■ **SHORT PROBLEM**
Find the lines holding "diesem" and copy them.

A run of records

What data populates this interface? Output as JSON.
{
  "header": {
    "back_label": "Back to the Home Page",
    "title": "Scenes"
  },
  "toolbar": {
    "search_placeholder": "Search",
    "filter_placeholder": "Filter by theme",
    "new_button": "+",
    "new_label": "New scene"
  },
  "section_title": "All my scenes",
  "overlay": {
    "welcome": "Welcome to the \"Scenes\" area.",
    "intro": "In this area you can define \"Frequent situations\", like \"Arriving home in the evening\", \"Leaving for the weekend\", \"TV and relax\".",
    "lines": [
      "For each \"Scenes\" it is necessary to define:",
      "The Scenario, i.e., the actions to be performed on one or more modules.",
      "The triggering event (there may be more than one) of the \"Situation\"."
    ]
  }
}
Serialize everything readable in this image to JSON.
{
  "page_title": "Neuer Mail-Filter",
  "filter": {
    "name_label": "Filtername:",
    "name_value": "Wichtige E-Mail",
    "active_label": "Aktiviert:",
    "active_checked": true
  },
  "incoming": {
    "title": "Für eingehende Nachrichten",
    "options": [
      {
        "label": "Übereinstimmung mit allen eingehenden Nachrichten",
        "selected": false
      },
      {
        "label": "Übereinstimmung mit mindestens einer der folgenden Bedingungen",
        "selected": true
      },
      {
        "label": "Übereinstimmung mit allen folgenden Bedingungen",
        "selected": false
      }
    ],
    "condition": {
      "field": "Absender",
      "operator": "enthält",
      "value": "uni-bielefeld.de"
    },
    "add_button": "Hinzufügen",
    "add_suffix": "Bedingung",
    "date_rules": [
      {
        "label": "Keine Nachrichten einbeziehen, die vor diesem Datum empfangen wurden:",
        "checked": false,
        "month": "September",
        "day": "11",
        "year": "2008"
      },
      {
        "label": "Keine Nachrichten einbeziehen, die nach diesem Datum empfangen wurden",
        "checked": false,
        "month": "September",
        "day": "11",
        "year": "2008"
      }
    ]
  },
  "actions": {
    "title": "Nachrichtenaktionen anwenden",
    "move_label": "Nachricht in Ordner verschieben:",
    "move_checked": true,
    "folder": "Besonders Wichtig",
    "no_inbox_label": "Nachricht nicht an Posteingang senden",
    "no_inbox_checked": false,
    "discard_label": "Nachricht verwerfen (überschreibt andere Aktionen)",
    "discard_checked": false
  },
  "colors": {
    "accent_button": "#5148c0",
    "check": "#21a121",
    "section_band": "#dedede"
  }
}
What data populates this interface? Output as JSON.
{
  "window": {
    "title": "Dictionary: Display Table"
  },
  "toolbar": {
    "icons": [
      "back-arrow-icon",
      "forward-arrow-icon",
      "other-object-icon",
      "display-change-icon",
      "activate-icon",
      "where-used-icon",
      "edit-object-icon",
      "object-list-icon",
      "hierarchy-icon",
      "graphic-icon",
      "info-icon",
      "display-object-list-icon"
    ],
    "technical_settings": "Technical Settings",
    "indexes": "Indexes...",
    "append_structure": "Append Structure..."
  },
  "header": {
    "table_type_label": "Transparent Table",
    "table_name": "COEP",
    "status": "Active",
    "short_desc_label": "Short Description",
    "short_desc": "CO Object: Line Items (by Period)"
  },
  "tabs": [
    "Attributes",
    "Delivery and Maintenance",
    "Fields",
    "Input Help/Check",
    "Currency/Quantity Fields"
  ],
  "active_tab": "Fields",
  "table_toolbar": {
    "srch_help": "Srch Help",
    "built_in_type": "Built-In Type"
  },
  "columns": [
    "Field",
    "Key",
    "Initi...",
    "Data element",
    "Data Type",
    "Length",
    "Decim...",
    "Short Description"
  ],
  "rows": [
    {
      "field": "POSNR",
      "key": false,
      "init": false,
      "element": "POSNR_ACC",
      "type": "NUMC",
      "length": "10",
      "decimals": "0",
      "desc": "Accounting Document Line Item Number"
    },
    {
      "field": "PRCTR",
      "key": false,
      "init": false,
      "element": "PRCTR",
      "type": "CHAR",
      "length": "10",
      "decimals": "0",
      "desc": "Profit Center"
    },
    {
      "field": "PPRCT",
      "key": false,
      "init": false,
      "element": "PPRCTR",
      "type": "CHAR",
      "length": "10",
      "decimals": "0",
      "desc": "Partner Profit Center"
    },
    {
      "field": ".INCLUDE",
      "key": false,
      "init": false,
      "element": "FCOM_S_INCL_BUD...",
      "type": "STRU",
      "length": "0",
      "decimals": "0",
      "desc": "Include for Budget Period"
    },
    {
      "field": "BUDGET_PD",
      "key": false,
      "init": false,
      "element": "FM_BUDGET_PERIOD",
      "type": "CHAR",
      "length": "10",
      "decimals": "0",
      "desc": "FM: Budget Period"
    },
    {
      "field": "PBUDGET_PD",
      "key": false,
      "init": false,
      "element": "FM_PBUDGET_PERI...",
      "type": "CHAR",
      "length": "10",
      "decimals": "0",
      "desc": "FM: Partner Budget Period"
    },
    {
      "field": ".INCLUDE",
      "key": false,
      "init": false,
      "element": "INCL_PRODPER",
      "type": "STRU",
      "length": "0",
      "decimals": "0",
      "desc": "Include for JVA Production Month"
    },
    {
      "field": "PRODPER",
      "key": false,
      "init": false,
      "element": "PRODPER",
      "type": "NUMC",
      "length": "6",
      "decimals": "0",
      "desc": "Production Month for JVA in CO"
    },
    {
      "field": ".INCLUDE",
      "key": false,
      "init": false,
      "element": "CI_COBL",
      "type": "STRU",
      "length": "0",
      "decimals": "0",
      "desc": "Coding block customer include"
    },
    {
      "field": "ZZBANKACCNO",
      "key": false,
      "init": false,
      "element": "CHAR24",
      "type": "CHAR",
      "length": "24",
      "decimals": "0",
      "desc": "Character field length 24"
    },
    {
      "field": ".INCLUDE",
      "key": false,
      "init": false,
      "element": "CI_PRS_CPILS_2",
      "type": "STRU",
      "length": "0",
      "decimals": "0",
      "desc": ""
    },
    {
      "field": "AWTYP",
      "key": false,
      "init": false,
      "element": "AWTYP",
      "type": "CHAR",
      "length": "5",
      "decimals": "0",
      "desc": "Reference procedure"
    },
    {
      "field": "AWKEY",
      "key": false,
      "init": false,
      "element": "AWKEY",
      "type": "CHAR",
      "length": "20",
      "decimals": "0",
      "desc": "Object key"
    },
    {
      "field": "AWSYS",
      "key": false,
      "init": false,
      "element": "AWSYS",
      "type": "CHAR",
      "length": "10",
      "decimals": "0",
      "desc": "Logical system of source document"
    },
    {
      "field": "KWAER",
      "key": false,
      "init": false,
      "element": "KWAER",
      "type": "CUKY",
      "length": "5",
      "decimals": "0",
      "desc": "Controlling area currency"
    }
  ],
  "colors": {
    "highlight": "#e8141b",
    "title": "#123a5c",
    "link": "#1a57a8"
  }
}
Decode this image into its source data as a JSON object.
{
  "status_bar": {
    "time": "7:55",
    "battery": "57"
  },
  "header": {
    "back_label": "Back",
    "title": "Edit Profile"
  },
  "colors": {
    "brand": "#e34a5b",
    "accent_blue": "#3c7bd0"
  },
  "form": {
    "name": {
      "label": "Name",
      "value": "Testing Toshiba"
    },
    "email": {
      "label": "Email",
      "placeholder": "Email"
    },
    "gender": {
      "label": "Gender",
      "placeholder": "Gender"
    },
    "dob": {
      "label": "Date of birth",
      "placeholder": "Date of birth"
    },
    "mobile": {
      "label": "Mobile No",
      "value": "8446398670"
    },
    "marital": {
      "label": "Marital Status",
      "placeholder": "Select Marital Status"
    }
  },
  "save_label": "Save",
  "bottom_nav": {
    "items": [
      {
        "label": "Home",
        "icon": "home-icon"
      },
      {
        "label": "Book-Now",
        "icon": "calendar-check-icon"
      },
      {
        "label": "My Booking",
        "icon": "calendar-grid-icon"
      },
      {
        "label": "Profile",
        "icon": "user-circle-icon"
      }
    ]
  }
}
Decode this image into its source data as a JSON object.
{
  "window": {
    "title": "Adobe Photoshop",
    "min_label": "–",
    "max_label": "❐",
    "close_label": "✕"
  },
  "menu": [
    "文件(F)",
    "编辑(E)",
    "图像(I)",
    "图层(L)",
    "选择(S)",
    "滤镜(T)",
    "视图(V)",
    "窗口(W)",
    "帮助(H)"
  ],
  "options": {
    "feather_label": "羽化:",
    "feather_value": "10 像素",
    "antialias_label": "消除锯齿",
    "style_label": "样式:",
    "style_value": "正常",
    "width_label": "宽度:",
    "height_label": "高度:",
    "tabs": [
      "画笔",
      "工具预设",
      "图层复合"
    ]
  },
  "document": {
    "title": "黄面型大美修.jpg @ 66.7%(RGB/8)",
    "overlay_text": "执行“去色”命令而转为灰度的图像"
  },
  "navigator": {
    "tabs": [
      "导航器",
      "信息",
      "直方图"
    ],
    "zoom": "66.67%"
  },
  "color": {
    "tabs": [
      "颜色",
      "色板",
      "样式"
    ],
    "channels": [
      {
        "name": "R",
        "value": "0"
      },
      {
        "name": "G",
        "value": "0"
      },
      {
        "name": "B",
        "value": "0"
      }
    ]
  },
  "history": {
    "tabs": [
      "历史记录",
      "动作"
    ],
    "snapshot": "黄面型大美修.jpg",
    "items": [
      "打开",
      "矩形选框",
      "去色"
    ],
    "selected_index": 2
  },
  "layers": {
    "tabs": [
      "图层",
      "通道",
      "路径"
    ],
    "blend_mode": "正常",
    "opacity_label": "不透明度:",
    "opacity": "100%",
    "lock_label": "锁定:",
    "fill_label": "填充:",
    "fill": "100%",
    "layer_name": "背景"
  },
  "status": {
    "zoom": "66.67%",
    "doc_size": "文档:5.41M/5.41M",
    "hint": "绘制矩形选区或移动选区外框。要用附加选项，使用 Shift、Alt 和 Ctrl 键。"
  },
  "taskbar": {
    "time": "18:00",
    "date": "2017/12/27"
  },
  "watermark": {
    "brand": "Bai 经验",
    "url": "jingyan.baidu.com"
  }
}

■ **FINAL RESULT**
        "label": "Keine Nachrichten einbeziehen, die vor diesem Datum empfangen wurden:",
        "label": "Keine Nachrichten einbeziehen, die nach diesem Datum empfangen wurden",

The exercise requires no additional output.